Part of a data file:

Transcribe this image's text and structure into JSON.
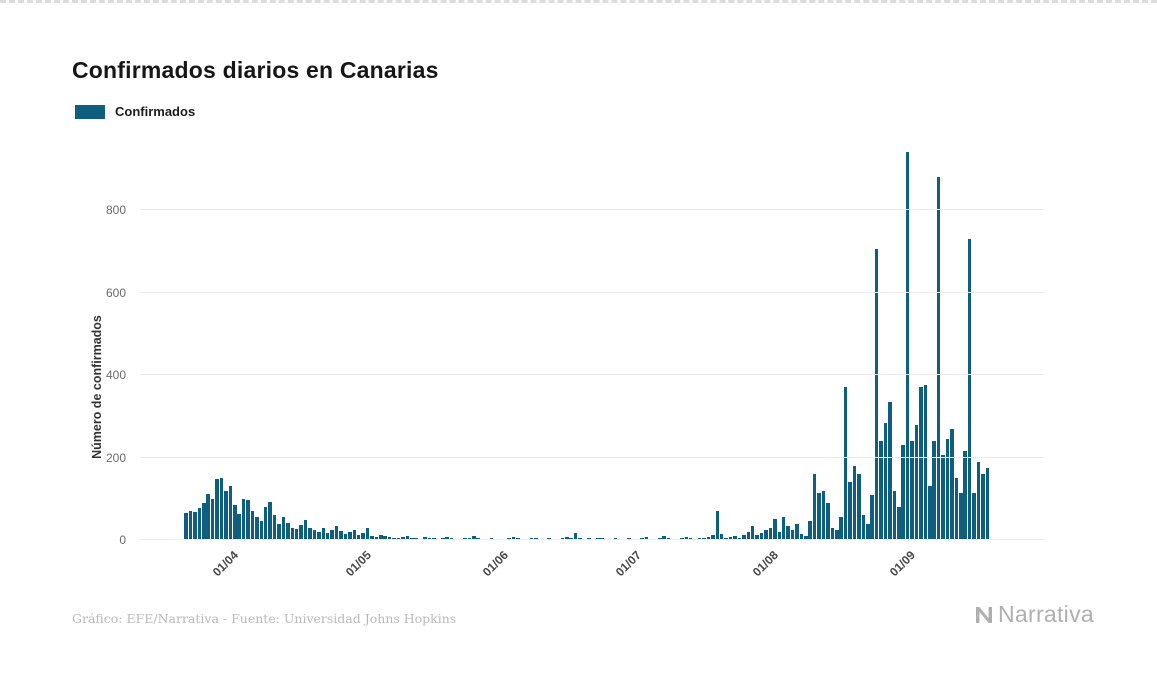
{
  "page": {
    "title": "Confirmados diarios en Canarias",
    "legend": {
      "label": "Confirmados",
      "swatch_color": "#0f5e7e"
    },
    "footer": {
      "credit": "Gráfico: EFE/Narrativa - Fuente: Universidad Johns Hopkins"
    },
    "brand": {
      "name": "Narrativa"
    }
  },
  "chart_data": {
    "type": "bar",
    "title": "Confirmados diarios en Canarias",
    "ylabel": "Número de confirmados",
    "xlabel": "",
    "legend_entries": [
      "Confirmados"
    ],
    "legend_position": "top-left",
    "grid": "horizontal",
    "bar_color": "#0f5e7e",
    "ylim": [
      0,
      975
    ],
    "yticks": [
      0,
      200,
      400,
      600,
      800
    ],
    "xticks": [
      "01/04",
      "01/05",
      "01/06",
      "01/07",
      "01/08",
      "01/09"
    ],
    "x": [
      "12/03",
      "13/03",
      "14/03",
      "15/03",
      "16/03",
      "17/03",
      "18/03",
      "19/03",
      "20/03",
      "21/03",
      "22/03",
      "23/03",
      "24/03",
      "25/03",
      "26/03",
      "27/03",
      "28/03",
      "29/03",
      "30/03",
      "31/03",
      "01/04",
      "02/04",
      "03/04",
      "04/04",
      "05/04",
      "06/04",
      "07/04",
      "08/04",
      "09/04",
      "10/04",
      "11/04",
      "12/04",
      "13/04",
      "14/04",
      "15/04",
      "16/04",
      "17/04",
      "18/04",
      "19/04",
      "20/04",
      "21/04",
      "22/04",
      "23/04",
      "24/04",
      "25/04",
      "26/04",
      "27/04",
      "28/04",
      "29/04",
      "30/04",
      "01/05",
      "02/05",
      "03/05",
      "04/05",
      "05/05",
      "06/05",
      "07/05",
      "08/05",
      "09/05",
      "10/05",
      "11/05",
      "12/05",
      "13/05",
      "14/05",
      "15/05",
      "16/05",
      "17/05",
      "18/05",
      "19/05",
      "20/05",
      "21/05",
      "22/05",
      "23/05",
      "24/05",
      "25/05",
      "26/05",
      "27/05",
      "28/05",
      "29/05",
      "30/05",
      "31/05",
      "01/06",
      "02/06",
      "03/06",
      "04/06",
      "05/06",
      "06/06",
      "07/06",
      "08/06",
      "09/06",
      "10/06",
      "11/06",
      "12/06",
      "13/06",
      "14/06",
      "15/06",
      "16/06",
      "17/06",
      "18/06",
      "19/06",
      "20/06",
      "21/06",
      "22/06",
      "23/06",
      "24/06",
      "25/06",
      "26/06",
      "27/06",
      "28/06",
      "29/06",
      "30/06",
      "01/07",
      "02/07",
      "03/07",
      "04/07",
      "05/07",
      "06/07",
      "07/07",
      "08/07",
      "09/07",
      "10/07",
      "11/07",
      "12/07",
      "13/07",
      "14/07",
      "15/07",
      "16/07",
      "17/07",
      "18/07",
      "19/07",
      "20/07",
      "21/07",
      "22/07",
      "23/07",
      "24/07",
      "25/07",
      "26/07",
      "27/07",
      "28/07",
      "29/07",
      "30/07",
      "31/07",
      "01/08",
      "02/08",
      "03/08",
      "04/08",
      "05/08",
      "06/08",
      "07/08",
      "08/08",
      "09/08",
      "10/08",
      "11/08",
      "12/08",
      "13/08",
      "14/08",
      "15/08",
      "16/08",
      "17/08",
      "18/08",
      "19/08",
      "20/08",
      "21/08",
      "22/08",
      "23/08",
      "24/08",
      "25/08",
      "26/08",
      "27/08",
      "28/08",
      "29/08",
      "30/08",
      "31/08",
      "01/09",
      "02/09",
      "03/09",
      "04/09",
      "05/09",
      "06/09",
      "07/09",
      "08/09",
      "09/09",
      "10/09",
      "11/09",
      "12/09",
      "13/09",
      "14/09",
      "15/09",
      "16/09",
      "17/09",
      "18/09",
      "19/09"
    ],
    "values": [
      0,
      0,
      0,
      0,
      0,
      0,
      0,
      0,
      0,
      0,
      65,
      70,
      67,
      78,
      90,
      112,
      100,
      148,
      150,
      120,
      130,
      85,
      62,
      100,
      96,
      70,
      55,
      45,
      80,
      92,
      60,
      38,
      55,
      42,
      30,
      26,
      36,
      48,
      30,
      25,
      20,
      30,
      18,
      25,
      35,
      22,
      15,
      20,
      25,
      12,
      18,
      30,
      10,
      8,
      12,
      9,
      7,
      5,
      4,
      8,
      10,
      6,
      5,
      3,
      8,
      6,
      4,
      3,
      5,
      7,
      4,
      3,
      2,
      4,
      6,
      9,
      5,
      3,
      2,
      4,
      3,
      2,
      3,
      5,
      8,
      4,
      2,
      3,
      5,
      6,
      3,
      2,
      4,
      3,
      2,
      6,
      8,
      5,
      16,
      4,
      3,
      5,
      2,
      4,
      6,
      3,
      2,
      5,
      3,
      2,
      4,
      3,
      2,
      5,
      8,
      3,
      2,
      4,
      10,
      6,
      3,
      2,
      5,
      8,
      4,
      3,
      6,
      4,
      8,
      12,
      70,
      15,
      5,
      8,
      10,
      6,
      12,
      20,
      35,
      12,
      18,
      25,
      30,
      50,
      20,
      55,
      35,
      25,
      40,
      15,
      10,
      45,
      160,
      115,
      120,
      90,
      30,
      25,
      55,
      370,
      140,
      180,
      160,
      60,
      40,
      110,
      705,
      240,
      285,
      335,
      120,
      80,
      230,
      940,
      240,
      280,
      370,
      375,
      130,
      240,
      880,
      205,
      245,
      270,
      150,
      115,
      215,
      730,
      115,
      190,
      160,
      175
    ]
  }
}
* * *
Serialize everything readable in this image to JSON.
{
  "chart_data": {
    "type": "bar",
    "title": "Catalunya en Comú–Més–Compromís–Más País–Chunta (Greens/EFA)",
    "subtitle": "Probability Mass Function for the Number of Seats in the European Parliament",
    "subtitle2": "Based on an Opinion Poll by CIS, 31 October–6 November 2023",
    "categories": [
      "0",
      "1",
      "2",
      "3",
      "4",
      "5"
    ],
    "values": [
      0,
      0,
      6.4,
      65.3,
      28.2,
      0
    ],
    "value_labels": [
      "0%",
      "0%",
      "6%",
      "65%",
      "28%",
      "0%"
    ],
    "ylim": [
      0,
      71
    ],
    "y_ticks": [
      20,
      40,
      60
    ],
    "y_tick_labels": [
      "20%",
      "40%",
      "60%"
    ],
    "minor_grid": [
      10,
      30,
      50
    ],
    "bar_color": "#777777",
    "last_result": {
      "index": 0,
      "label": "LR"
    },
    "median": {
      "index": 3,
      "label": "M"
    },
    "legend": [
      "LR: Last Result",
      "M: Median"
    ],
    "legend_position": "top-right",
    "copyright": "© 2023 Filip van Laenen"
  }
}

_Problem_: Identify each line in the records above containing the word "JSON"; copy those lines.

_Expected output_:
Transcribe this image's text and structure into JSON.
Serialize everything readable in this image to JSON.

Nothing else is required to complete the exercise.